─── Listed records

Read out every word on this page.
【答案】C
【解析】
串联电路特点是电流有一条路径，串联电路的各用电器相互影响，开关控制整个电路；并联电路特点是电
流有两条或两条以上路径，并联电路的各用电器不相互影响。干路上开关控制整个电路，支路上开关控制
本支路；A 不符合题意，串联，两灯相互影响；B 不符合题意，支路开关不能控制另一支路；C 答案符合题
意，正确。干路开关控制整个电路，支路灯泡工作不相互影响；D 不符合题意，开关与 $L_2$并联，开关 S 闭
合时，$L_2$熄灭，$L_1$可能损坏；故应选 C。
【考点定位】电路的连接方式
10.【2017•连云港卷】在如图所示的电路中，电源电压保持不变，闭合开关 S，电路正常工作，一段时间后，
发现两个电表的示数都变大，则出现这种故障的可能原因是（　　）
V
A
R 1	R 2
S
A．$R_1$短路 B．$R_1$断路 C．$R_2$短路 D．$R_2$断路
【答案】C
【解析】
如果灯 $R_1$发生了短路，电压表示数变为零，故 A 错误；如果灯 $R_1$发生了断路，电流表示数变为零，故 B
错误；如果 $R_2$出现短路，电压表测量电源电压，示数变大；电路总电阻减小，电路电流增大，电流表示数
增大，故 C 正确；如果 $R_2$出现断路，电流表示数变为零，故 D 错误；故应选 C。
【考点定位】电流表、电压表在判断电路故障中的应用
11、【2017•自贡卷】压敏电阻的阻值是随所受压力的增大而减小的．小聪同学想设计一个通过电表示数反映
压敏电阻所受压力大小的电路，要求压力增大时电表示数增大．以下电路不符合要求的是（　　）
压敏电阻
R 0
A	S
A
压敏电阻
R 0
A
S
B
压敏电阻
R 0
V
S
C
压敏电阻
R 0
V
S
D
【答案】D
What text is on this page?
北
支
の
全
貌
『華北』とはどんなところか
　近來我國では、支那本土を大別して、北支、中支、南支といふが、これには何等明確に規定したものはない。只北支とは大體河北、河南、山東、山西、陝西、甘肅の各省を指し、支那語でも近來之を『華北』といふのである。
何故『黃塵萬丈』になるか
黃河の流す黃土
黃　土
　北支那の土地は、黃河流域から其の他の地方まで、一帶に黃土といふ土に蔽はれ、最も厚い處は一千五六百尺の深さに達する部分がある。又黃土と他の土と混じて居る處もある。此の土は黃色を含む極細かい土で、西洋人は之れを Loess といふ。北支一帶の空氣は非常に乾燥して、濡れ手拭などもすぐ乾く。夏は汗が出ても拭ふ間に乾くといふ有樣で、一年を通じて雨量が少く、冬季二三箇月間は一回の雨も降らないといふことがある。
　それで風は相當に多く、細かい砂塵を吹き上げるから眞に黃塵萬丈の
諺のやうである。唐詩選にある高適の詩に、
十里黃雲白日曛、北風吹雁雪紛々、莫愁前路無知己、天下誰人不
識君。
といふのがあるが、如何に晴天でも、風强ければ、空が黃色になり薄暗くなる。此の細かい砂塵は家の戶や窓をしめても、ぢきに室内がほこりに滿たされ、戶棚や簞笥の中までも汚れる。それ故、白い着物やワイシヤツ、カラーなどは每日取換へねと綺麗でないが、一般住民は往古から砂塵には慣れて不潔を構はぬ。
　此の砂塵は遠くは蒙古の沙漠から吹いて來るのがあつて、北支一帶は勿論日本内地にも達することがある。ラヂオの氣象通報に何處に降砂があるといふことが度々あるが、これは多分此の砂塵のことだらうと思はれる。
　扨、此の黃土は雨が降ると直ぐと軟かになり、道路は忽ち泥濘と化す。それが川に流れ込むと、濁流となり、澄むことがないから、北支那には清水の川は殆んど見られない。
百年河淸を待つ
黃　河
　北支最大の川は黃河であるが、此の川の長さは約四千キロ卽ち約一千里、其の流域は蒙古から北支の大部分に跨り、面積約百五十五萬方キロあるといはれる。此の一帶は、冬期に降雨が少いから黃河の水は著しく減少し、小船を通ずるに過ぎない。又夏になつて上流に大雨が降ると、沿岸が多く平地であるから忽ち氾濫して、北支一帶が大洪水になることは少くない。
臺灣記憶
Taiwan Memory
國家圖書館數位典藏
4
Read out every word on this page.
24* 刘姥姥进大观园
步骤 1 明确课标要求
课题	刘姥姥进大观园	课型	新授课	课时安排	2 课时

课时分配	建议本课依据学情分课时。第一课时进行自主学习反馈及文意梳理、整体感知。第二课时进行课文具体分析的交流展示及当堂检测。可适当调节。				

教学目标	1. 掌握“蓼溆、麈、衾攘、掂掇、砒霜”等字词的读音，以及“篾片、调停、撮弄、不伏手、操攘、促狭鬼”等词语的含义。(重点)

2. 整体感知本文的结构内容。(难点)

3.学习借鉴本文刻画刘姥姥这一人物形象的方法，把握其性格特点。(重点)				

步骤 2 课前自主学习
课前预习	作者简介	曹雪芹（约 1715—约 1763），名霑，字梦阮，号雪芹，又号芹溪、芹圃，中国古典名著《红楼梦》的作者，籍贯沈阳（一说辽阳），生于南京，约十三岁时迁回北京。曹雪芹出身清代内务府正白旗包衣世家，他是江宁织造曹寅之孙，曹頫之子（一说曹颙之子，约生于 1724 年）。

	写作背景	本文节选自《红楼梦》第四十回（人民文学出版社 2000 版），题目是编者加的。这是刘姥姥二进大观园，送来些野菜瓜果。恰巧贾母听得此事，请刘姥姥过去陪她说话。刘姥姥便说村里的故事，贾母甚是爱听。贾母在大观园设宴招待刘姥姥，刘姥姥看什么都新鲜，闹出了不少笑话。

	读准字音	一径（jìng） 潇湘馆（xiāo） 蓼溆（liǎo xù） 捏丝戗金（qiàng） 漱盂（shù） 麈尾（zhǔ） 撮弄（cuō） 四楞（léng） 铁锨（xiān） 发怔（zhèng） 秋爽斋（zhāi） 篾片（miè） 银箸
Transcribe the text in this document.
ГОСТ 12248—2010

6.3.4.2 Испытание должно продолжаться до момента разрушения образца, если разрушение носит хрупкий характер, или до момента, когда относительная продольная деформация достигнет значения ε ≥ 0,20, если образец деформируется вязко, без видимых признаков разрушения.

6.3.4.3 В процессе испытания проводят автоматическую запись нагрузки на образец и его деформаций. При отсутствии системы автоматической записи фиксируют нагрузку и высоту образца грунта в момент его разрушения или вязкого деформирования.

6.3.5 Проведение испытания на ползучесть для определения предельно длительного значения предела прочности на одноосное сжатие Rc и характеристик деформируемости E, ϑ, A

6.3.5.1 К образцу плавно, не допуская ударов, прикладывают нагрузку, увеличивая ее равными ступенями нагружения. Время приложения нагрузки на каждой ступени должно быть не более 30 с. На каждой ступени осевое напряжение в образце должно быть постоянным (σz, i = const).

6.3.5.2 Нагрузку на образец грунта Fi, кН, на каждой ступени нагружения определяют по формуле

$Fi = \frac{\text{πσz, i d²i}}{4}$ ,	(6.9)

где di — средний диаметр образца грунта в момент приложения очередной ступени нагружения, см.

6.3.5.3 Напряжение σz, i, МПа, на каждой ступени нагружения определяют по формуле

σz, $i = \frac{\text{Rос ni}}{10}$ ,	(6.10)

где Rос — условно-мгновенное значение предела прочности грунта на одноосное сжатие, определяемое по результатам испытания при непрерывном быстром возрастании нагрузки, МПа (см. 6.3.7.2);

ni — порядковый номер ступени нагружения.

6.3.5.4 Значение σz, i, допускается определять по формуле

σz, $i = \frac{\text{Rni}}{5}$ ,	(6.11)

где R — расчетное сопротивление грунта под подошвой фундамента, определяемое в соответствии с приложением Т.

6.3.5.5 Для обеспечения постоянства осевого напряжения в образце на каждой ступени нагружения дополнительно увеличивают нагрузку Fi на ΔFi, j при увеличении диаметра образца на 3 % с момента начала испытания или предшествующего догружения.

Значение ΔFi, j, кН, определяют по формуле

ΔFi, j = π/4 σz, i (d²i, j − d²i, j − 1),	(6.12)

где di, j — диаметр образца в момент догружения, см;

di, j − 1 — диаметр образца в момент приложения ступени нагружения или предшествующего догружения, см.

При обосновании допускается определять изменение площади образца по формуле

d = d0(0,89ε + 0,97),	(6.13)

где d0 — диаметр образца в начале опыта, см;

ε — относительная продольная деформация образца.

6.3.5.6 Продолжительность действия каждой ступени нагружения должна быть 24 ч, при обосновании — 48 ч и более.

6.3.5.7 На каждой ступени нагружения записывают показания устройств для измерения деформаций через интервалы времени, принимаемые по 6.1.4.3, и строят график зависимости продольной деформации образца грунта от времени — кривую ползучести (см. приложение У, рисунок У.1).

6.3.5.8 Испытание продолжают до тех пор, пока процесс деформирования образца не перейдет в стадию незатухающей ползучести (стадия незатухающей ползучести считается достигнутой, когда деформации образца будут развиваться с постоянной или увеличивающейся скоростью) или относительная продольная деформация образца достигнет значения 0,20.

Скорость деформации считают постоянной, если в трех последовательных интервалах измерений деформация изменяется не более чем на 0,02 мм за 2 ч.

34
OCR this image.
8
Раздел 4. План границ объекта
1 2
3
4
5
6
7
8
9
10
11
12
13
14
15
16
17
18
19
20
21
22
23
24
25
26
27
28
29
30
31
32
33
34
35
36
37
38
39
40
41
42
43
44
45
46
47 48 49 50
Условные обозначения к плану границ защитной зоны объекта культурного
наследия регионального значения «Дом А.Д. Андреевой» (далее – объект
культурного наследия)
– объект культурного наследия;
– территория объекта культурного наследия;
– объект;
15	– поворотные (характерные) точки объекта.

──────

• Task directions: Find each line in the records holding the string "ползучести" and show it.

• Expected output:
6.3.5.7 На каждой ступени нагружения записывают показания устройств для измерения деформаций через интервалы времени, принимаемые по 6.1.4.3, и строят график зависимости продольной деформации образца грунта от времени — кривую ползучести (см. приложение У, рисунок У.1).
6.3.5.8 Испытание продолжают до тех пор, пока процесс деформирования образца не перейдет в стадию незатухающей ползучести (стадия незатухающей ползучести считается достигнутой, когда деформации образца будут развиваться с постоянной или увеличивающейся скоростью) или относительная продольная деформация образца достигнет значения 0,20.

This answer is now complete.